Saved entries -

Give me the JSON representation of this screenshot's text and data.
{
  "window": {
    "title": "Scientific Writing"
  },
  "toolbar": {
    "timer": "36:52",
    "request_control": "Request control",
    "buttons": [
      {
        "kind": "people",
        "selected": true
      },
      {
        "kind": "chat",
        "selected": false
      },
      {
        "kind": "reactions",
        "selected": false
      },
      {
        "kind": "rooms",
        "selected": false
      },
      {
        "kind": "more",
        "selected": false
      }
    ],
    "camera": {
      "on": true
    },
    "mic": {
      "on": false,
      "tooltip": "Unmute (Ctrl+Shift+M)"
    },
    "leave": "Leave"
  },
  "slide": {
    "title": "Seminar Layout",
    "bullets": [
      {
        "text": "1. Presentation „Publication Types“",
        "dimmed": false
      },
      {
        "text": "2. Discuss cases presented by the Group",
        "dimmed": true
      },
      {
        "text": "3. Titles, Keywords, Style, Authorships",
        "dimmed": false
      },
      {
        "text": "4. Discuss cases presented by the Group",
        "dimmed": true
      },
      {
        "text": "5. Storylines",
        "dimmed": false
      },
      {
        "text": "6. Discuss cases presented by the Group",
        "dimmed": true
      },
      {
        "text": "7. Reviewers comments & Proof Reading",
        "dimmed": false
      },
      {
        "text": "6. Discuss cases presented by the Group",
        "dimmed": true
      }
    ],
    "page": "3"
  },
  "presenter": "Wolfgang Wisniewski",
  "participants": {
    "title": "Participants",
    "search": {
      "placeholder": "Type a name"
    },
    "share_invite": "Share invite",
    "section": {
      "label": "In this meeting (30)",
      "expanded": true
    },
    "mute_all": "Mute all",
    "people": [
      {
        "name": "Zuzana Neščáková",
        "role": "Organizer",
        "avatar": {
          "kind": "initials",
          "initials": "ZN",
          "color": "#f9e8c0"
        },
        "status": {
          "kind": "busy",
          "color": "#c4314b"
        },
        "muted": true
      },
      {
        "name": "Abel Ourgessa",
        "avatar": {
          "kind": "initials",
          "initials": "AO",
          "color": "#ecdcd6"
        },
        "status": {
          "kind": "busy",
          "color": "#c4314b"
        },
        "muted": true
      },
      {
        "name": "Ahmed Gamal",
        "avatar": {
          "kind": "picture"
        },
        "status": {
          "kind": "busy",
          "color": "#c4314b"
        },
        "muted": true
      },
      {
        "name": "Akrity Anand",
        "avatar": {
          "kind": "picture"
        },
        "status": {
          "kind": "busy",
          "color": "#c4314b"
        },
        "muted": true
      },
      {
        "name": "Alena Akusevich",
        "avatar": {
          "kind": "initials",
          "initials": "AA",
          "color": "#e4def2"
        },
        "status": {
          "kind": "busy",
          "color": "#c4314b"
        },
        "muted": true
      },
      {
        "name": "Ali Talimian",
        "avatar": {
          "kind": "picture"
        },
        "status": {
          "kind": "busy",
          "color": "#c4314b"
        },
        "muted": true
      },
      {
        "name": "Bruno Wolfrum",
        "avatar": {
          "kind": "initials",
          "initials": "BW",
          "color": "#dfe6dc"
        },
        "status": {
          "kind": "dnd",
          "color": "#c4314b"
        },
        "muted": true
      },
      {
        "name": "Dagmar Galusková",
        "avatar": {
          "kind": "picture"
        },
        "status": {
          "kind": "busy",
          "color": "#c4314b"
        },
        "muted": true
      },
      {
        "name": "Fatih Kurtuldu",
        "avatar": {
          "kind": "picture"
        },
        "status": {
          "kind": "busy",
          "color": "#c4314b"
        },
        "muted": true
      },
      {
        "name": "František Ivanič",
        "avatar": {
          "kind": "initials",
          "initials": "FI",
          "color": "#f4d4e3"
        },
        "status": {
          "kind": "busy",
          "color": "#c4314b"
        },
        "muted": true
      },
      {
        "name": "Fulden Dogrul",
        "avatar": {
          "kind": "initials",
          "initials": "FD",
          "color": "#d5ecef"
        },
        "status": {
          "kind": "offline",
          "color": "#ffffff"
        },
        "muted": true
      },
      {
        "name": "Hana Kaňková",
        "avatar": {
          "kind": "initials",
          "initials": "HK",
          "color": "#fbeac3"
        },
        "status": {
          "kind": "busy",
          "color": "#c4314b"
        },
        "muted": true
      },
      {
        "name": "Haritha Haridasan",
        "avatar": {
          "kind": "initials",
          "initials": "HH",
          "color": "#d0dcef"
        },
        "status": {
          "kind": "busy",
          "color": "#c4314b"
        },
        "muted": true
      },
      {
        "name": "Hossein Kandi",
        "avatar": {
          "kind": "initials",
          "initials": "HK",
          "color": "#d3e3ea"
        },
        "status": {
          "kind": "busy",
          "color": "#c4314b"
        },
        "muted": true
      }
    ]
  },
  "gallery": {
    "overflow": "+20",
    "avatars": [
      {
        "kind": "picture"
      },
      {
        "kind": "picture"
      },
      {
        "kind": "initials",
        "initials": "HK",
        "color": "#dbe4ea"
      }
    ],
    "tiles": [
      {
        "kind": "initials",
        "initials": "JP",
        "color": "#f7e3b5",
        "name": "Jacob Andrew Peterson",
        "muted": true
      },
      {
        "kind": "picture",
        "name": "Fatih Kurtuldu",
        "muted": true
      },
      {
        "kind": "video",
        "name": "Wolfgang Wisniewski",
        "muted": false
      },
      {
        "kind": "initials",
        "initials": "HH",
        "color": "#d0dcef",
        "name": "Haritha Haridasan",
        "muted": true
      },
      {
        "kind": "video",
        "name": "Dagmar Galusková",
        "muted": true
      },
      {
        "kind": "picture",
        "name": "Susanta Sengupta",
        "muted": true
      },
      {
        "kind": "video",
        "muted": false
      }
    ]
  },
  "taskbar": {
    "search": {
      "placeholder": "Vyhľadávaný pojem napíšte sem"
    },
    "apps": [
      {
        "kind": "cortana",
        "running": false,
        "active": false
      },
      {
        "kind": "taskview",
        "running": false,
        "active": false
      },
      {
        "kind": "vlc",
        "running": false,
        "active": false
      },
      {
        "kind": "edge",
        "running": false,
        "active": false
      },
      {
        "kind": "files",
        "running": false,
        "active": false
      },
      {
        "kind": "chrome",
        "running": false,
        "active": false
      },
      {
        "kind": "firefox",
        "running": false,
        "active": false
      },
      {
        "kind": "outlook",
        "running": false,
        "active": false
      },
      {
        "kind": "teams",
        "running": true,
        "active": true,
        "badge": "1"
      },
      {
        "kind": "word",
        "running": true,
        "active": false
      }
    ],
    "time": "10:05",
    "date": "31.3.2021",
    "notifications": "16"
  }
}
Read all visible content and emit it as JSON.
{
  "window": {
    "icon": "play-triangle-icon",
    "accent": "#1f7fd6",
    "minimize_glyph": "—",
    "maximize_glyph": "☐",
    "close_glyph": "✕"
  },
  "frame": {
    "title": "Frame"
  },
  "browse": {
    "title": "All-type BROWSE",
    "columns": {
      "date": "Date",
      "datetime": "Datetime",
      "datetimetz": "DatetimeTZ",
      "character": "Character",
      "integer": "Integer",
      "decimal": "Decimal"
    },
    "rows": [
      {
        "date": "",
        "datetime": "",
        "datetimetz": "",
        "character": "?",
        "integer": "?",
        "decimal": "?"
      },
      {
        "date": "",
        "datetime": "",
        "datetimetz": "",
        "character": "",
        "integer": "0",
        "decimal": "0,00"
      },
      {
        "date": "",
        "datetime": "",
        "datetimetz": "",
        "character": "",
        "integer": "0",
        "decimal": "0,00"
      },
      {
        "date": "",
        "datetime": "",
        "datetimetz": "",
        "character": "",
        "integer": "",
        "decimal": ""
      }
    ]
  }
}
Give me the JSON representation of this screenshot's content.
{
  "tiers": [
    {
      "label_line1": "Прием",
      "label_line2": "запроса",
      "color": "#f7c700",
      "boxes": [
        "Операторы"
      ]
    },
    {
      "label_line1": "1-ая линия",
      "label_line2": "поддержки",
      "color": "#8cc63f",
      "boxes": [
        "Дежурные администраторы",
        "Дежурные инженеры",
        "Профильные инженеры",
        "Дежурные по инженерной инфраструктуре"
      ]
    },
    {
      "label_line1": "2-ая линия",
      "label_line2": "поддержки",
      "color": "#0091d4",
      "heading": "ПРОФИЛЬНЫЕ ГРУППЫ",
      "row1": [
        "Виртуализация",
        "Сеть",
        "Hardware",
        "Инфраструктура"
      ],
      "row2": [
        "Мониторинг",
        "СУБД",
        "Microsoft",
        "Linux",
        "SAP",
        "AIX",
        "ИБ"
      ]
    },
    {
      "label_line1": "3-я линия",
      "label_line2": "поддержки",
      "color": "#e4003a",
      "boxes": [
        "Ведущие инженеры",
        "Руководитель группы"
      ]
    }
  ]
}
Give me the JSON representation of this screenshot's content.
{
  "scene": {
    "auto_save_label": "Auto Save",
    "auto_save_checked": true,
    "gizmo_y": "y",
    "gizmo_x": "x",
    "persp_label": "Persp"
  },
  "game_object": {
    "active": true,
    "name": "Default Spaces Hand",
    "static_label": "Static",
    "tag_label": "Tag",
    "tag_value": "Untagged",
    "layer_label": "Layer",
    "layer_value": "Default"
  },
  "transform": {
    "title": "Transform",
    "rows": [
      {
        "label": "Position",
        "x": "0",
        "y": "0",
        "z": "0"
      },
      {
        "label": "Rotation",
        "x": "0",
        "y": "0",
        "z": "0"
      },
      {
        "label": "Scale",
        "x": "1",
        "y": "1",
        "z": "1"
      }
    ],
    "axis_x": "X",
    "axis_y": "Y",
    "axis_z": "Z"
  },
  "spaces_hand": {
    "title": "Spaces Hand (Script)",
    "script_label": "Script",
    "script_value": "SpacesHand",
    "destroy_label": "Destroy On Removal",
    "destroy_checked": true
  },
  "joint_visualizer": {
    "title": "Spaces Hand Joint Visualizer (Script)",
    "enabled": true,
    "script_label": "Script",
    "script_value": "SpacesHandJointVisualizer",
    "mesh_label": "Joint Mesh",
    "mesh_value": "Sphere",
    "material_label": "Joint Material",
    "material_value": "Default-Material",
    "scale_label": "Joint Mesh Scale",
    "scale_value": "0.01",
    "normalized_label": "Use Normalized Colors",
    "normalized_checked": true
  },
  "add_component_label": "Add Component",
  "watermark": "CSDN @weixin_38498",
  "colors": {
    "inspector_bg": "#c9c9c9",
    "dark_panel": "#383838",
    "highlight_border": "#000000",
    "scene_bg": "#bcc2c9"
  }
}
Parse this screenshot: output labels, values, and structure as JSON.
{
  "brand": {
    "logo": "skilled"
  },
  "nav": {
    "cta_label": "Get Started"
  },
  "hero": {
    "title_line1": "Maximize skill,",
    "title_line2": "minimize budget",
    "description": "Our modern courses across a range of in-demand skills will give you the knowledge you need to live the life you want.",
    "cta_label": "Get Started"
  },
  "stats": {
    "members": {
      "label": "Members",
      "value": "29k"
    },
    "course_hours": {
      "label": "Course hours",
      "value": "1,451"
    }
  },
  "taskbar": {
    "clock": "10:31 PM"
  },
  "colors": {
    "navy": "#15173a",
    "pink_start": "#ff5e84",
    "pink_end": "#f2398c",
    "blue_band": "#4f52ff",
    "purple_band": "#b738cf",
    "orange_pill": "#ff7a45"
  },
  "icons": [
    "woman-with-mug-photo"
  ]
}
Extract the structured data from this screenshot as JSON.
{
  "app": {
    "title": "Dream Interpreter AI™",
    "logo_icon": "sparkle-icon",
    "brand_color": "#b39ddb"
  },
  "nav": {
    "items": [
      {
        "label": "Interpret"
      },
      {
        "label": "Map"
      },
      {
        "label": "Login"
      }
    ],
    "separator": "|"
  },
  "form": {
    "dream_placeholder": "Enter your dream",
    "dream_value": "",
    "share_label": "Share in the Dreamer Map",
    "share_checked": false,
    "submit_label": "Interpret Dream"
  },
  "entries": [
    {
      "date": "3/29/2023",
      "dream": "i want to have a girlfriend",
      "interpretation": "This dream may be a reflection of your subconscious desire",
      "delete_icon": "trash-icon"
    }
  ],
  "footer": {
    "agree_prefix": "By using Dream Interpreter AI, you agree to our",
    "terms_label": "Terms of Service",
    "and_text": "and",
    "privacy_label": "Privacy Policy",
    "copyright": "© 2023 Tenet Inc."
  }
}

Problem details - From the line holding "Extract the structured" to the last line of the records, quote each line exactly and add nothing.

Result below -
Extract the structured data from this screenshot as JSON.
{
  "app": {
    "title": "Dream Interpreter AI™",
    "logo_icon": "sparkle-icon",
    "brand_color": "#b39ddb"
  },
  "nav": {
    "items": [
      {
        "label": "Interpret"
      },
      {
        "label": "Map"
      },
      {
        "label": "Login"
      }
    ],
    "separator": "|"
  },
  "form": {
    "dream_placeholder": "Enter your dream",
    "dream_value": "",
    "share_label": "Share in the Dreamer Map",
    "share_checked": false,
    "submit_label": "Interpret Dream"
  },
  "entries": [
    {
      "date": "3/29/2023",
      "dream": "i want to have a girlfriend",
      "interpretation": "This dream may be a reflection of your subconscious desire",
      "delete_icon": "trash-icon"
    }
  ],
  "footer": {
    "agree_prefix": "By using Dream Interpreter AI, you agree to our",
    "terms_label": "Terms of Service",
    "and_text": "and",
    "privacy_label": "Privacy Policy",
    "copyright": "© 2023 Tenet Inc."
  }
}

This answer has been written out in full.